> _EXTRACTED MATERIAL_
▬▬▬▬▬▬

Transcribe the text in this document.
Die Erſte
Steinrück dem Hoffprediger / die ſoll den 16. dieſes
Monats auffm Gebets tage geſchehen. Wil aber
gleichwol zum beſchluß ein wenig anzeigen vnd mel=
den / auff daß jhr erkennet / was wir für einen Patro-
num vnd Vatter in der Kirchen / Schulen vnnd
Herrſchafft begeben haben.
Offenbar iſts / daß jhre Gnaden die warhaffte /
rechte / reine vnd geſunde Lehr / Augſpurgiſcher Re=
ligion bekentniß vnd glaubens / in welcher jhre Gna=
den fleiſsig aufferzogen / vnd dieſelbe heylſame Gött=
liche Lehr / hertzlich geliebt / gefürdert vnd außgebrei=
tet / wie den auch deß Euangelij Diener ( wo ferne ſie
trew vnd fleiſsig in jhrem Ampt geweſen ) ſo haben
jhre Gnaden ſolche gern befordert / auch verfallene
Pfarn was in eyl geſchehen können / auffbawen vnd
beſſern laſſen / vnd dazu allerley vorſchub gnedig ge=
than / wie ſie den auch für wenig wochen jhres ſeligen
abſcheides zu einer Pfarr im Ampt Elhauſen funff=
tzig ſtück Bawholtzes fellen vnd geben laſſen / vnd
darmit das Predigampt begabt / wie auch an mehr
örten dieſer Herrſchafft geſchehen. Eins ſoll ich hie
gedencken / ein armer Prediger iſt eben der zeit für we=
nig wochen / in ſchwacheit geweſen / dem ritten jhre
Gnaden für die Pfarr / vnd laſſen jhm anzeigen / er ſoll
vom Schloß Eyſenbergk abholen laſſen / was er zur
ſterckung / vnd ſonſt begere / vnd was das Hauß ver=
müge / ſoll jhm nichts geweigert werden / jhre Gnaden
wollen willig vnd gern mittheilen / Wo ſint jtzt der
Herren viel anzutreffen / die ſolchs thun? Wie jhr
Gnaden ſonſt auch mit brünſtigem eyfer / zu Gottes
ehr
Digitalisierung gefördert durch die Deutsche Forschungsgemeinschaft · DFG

▬▬▬▬▬▬

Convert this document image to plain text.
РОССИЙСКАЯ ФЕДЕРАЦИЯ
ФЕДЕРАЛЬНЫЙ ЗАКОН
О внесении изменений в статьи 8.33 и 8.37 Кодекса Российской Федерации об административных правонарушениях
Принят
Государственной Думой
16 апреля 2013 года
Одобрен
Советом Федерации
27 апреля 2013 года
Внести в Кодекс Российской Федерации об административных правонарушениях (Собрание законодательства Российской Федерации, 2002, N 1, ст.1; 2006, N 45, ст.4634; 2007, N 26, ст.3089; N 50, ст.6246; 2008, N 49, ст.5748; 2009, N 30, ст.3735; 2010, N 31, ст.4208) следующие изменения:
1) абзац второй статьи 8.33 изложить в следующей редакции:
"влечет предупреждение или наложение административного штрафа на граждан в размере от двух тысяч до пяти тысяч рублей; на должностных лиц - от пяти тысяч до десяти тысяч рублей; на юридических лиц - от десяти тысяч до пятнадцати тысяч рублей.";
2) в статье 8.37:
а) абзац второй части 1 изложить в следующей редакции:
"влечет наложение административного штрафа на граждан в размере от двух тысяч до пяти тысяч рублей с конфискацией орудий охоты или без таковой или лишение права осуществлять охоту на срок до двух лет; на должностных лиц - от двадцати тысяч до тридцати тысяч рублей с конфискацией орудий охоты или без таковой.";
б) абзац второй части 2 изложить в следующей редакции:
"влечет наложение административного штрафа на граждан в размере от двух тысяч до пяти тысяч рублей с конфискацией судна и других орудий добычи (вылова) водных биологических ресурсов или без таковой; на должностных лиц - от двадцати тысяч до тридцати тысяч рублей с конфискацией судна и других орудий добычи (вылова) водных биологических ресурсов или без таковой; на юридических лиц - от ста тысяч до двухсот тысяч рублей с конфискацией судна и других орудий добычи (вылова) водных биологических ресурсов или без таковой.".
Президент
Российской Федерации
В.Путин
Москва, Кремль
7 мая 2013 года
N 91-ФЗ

▬▬▬▬▬▬

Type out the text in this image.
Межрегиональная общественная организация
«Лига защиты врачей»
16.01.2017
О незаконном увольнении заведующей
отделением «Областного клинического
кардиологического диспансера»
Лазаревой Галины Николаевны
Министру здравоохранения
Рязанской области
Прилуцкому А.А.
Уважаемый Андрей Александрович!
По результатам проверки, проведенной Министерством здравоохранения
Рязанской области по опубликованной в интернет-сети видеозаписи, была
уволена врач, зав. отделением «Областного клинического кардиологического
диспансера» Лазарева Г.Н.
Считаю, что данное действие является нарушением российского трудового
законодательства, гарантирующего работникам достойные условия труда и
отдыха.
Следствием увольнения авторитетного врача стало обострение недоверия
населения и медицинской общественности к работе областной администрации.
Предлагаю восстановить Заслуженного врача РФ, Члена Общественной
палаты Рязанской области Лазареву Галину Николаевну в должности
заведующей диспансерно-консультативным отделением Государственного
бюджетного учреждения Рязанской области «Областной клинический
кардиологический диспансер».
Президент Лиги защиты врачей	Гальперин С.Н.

▬▬▬▬▬▬

Out of the preceding entries, pull every line containing the string "geſchehen".

Monats auffm Gebets tage geſchehen. Wil aber
Pfarn was in eyl geſchehen können / auffbawen vnd
örten dieſer Herrſchafft geſchehen. Eins ſoll ich hie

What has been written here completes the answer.